**Exercise details**
Repeat every entry in the listing below, exactly.

··········

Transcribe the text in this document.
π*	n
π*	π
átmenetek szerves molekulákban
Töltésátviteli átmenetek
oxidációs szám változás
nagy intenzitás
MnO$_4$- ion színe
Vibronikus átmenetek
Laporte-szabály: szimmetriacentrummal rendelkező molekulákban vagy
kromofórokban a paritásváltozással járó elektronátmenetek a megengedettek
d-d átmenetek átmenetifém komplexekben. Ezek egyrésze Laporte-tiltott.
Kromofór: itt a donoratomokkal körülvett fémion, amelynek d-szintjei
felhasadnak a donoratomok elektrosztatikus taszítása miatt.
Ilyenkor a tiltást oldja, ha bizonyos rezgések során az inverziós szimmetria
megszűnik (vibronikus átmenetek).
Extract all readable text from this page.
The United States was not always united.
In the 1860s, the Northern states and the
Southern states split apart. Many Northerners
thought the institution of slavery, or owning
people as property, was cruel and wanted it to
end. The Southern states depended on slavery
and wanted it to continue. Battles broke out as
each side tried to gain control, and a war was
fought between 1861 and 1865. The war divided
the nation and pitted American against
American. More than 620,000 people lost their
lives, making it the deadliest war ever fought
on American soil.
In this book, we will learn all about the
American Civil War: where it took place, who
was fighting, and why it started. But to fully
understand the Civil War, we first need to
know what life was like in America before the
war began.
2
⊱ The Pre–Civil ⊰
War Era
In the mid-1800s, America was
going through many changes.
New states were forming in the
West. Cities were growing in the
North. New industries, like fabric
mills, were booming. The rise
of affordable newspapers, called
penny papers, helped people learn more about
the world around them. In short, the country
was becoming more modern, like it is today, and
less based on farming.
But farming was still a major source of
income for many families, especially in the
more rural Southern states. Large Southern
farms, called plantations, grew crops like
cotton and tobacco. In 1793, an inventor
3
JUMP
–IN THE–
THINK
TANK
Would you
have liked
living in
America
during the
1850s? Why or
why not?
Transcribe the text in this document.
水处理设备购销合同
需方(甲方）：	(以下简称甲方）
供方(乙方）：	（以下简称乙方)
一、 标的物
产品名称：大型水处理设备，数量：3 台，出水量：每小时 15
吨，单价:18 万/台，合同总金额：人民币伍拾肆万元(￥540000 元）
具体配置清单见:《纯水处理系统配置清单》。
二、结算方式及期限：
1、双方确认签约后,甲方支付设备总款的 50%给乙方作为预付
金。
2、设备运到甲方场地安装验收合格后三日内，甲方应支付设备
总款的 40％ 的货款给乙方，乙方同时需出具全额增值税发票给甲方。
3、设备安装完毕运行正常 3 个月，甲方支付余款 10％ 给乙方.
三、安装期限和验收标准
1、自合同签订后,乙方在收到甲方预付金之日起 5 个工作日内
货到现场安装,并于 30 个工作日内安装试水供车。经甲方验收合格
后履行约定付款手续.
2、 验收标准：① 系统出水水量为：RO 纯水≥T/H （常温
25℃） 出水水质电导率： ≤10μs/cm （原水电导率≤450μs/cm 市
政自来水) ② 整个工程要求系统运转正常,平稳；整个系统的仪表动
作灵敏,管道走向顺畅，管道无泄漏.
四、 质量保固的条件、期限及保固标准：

··········

**Exercise output**
Transcribe the text in this document.
π*	n
π*	π
átmenetek szerves molekulákban
Töltésátviteli átmenetek
oxidációs szám változás
nagy intenzitás
MnO$_4$- ion színe
Vibronikus átmenetek
Laporte-szabály: szimmetriacentrummal rendelkező molekulákban vagy
kromofórokban a paritásváltozással járó elektronátmenetek a megengedettek
d-d átmenetek átmenetifém komplexekben. Ezek egyrésze Laporte-tiltott.
Kromofór: itt a donoratomokkal körülvett fémion, amelynek d-szintjei
felhasadnak a donoratomok elektrosztatikus taszítása miatt.
Ilyenkor a tiltást oldja, ha bizonyos rezgések során az inverziós szimmetria
megszűnik (vibronikus átmenetek).
Extract all readable text from this page.
The United States was not always united.
In the 1860s, the Northern states and the
Southern states split apart. Many Northerners
thought the institution of slavery, or owning
people as property, was cruel and wanted it to
end. The Southern states depended on slavery
and wanted it to continue. Battles broke out as
each side tried to gain control, and a war was
fought between 1861 and 1865. The war divided
the nation and pitted American against
American. More than 620,000 people lost their
lives, making it the deadliest war ever fought
on American soil.
In this book, we will learn all about the
American Civil War: where it took place, who
was fighting, and why it started. But to fully
understand the Civil War, we first need to
know what life was like in America before the
war began.
2
⊱ The Pre–Civil ⊰
War Era
In the mid-1800s, America was
going through many changes.
New states were forming in the
West. Cities were growing in the
North. New industries, like fabric
mills, were booming. The rise
of affordable newspapers, called
penny papers, helped people learn more about
the world around them. In short, the country
was becoming more modern, like it is today, and
less based on farming.
But farming was still a major source of
income for many families, especially in the
more rural Southern states. Large Southern
farms, called plantations, grew crops like
cotton and tobacco. In 1793, an inventor
3
JUMP
–IN THE–
THINK
TANK
Would you
have liked
living in
America
during the
1850s? Why or
why not?
Transcribe the text in this document.
水处理设备购销合同
需方(甲方）：	(以下简称甲方）
供方(乙方）：	（以下简称乙方)
一、 标的物
产品名称：大型水处理设备，数量：3 台，出水量：每小时 15
吨，单价:18 万/台，合同总金额：人民币伍拾肆万元(￥540000 元）
具体配置清单见:《纯水处理系统配置清单》。
二、结算方式及期限：
1、双方确认签约后,甲方支付设备总款的 50%给乙方作为预付
金。
2、设备运到甲方场地安装验收合格后三日内，甲方应支付设备
总款的 40％ 的货款给乙方，乙方同时需出具全额增值税发票给甲方。
3、设备安装完毕运行正常 3 个月，甲方支付余款 10％ 给乙方.
三、安装期限和验收标准
1、自合同签订后,乙方在收到甲方预付金之日起 5 个工作日内
货到现场安装,并于 30 个工作日内安装试水供车。经甲方验收合格
后履行约定付款手续.
2、 验收标准：① 系统出水水量为：RO 纯水≥T/H （常温
25℃） 出水水质电导率： ≤10μs/cm （原水电导率≤450μs/cm 市
政自来水) ② 整个工程要求系统运转正常,平稳；整个系统的仪表动
作灵敏,管道走向顺畅，管道无泄漏.
四、 质量保固的条件、期限及保固标准：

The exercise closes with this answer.